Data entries
-- start --

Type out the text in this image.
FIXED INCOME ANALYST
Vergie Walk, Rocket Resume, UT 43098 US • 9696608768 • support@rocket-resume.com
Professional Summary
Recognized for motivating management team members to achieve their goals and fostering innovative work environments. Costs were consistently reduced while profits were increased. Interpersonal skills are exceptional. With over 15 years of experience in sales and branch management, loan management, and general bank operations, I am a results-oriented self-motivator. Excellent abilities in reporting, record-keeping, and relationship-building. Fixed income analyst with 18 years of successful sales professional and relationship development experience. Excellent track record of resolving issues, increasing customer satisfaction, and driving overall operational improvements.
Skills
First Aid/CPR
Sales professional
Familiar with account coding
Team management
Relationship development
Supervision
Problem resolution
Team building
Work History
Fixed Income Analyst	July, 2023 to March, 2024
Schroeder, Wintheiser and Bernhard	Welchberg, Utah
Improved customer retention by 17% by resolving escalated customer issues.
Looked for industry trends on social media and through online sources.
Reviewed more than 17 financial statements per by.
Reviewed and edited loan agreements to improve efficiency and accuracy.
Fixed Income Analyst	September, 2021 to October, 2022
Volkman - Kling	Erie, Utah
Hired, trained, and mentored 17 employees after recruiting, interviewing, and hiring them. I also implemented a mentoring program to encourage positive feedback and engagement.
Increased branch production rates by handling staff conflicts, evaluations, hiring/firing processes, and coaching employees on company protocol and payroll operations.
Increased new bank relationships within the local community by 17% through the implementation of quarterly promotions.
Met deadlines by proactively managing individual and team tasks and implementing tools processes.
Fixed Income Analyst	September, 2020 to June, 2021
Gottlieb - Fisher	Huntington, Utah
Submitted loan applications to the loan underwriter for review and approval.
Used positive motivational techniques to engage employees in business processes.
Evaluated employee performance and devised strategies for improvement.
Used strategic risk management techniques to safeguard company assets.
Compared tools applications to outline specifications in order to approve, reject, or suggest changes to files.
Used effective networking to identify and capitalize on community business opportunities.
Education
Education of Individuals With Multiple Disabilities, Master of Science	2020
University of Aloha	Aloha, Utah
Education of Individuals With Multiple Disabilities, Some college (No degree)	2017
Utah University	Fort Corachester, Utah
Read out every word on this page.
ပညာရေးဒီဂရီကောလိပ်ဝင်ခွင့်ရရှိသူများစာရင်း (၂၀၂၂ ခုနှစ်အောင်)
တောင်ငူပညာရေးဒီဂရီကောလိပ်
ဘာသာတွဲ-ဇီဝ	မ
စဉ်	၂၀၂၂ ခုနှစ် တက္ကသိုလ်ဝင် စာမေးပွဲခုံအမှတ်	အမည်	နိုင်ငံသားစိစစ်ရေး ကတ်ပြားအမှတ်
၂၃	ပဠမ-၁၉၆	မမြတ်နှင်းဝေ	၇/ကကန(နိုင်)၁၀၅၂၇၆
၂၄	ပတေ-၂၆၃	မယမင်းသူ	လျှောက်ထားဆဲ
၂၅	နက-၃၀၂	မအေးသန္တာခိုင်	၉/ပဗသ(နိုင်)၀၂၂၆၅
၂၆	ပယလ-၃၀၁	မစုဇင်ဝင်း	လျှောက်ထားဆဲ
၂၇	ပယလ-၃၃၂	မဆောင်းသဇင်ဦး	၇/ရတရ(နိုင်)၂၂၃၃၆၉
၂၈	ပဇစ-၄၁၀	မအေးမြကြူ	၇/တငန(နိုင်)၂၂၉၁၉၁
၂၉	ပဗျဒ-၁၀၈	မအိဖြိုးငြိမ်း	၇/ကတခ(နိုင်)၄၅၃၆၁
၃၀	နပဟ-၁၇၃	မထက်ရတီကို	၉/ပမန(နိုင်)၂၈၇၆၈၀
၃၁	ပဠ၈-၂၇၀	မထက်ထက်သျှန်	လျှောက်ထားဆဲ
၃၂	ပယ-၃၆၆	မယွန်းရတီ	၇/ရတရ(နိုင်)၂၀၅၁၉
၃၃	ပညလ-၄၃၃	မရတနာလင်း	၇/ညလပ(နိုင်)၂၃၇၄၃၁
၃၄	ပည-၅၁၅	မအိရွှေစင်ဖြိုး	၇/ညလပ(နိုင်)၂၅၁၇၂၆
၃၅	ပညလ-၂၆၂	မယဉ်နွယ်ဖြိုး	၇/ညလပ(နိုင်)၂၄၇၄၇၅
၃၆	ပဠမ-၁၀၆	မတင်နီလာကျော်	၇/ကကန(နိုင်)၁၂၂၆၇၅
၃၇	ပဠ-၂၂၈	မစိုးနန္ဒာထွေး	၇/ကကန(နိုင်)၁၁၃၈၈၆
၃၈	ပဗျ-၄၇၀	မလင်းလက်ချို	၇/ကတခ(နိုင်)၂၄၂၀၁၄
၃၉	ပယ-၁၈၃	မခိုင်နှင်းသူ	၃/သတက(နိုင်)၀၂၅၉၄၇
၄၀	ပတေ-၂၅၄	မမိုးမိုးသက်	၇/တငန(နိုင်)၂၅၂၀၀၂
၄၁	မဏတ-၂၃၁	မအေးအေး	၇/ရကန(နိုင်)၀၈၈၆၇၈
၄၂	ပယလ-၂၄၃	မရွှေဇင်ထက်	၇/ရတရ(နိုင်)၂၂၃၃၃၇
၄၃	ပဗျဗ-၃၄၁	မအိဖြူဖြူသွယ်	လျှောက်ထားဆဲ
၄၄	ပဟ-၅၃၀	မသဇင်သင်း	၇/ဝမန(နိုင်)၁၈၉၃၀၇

-- end --

#### [REQUIRED TASK]
All of the data must be returned exactly.

#### [CORRECT RESPONSE]
Type out the text in this image.
FIXED INCOME ANALYST
Vergie Walk, Rocket Resume, UT 43098 US • 9696608768 • support@rocket-resume.com
Professional Summary
Recognized for motivating management team members to achieve their goals and fostering innovative work environments. Costs were consistently reduced while profits were increased. Interpersonal skills are exceptional. With over 15 years of experience in sales and branch management, loan management, and general bank operations, I am a results-oriented self-motivator. Excellent abilities in reporting, record-keeping, and relationship-building. Fixed income analyst with 18 years of successful sales professional and relationship development experience. Excellent track record of resolving issues, increasing customer satisfaction, and driving overall operational improvements.
Skills
First Aid/CPR
Sales professional
Familiar with account coding
Team management
Relationship development
Supervision
Problem resolution
Team building
Work History
Fixed Income Analyst	July, 2023 to March, 2024
Schroeder, Wintheiser and Bernhard	Welchberg, Utah
Improved customer retention by 17% by resolving escalated customer issues.
Looked for industry trends on social media and through online sources.
Reviewed more than 17 financial statements per by.
Reviewed and edited loan agreements to improve efficiency and accuracy.
Fixed Income Analyst	September, 2021 to October, 2022
Volkman - Kling	Erie, Utah
Hired, trained, and mentored 17 employees after recruiting, interviewing, and hiring them. I also implemented a mentoring program to encourage positive feedback and engagement.
Increased branch production rates by handling staff conflicts, evaluations, hiring/firing processes, and coaching employees on company protocol and payroll operations.
Increased new bank relationships within the local community by 17% through the implementation of quarterly promotions.
Met deadlines by proactively managing individual and team tasks and implementing tools processes.
Fixed Income Analyst	September, 2020 to June, 2021
Gottlieb - Fisher	Huntington, Utah
Submitted loan applications to the loan underwriter for review and approval.
Used positive motivational techniques to engage employees in business processes.
Evaluated employee performance and devised strategies for improvement.
Used strategic risk management techniques to safeguard company assets.
Compared tools applications to outline specifications in order to approve, reject, or suggest changes to files.
Used effective networking to identify and capitalize on community business opportunities.
Education
Education of Individuals With Multiple Disabilities, Master of Science	2020
University of Aloha	Aloha, Utah
Education of Individuals With Multiple Disabilities, Some college (No degree)	2017
Utah University	Fort Corachester, Utah
Read out every word on this page.
ပညာရေးဒီဂရီကောလိပ်ဝင်ခွင့်ရရှိသူများစာရင်း (၂၀၂၂ ခုနှစ်အောင်)
တောင်ငူပညာရေးဒီဂရီကောလိပ်
ဘာသာတွဲ-ဇီဝ	မ
စဉ်	၂၀၂၂ ခုနှစ် တက္ကသိုလ်ဝင် စာမေးပွဲခုံအမှတ်	အမည်	နိုင်ငံသားစိစစ်ရေး ကတ်ပြားအမှတ်
၂၃	ပဠမ-၁၉၆	မမြတ်နှင်းဝေ	၇/ကကန(နိုင်)၁၀၅၂၇၆
၂၄	ပတေ-၂၆၃	မယမင်းသူ	လျှောက်ထားဆဲ
၂၅	နက-၃၀၂	မအေးသန္တာခိုင်	၉/ပဗသ(နိုင်)၀၂၂၆၅
၂၆	ပယလ-၃၀၁	မစုဇင်ဝင်း	လျှောက်ထားဆဲ
၂၇	ပယလ-၃၃၂	မဆောင်းသဇင်ဦး	၇/ရတရ(နိုင်)၂၂၃၃၆၉
၂၈	ပဇစ-၄၁၀	မအေးမြကြူ	၇/တငန(နိုင်)၂၂၉၁၉၁
၂၉	ပဗျဒ-၁၀၈	မအိဖြိုးငြိမ်း	၇/ကတခ(နိုင်)၄၅၃၆၁
၃၀	နပဟ-၁၇၃	မထက်ရတီကို	၉/ပမန(နိုင်)၂၈၇၆၈၀
၃၁	ပဠ၈-၂၇၀	မထက်ထက်သျှန်	လျှောက်ထားဆဲ
၃၂	ပယ-၃၆၆	မယွန်းရတီ	၇/ရတရ(နိုင်)၂၀၅၁၉
၃၃	ပညလ-၄၃၃	မရတနာလင်း	၇/ညလပ(နိုင်)၂၃၇၄၃၁
၃၄	ပည-၅၁၅	မအိရွှေစင်ဖြိုး	၇/ညလပ(နိုင်)၂၅၁၇၂၆
၃၅	ပညလ-၂၆၂	မယဉ်နွယ်ဖြိုး	၇/ညလပ(နိုင်)၂၄၇၄၇၅
၃၆	ပဠမ-၁၀၆	မတင်နီလာကျော်	၇/ကကန(နိုင်)၁၂၂၆၇၅
၃၇	ပဠ-၂၂၈	မစိုးနန္ဒာထွေး	၇/ကကန(နိုင်)၁၁၃၈၈၆
၃၈	ပဗျ-၄၇၀	မလင်းလက်ချို	၇/ကတခ(နိုင်)၂၄၂၀၁၄
၃၉	ပယ-၁၈၃	မခိုင်နှင်းသူ	၃/သတက(နိုင်)၀၂၅၉၄၇
၄၀	ပတေ-၂၅၄	မမိုးမိုးသက်	၇/တငန(နိုင်)၂၅၂၀၀၂
၄၁	မဏတ-၂၃၁	မအေးအေး	၇/ရကန(နိုင်)၀၈၈၆၇၈
၄၂	ပယလ-၂၄၃	မရွှေဇင်ထက်	၇/ရတရ(နိုင်)၂၂၃၃၃၇
၄၃	ပဗျဗ-၃၄၁	မအိဖြူဖြူသွယ်	လျှောက်ထားဆဲ
၄၄	ပဟ-၅၃၀	မသဇင်သင်း	၇/ဝမန(နိုင်)၁၈၉၃၀၇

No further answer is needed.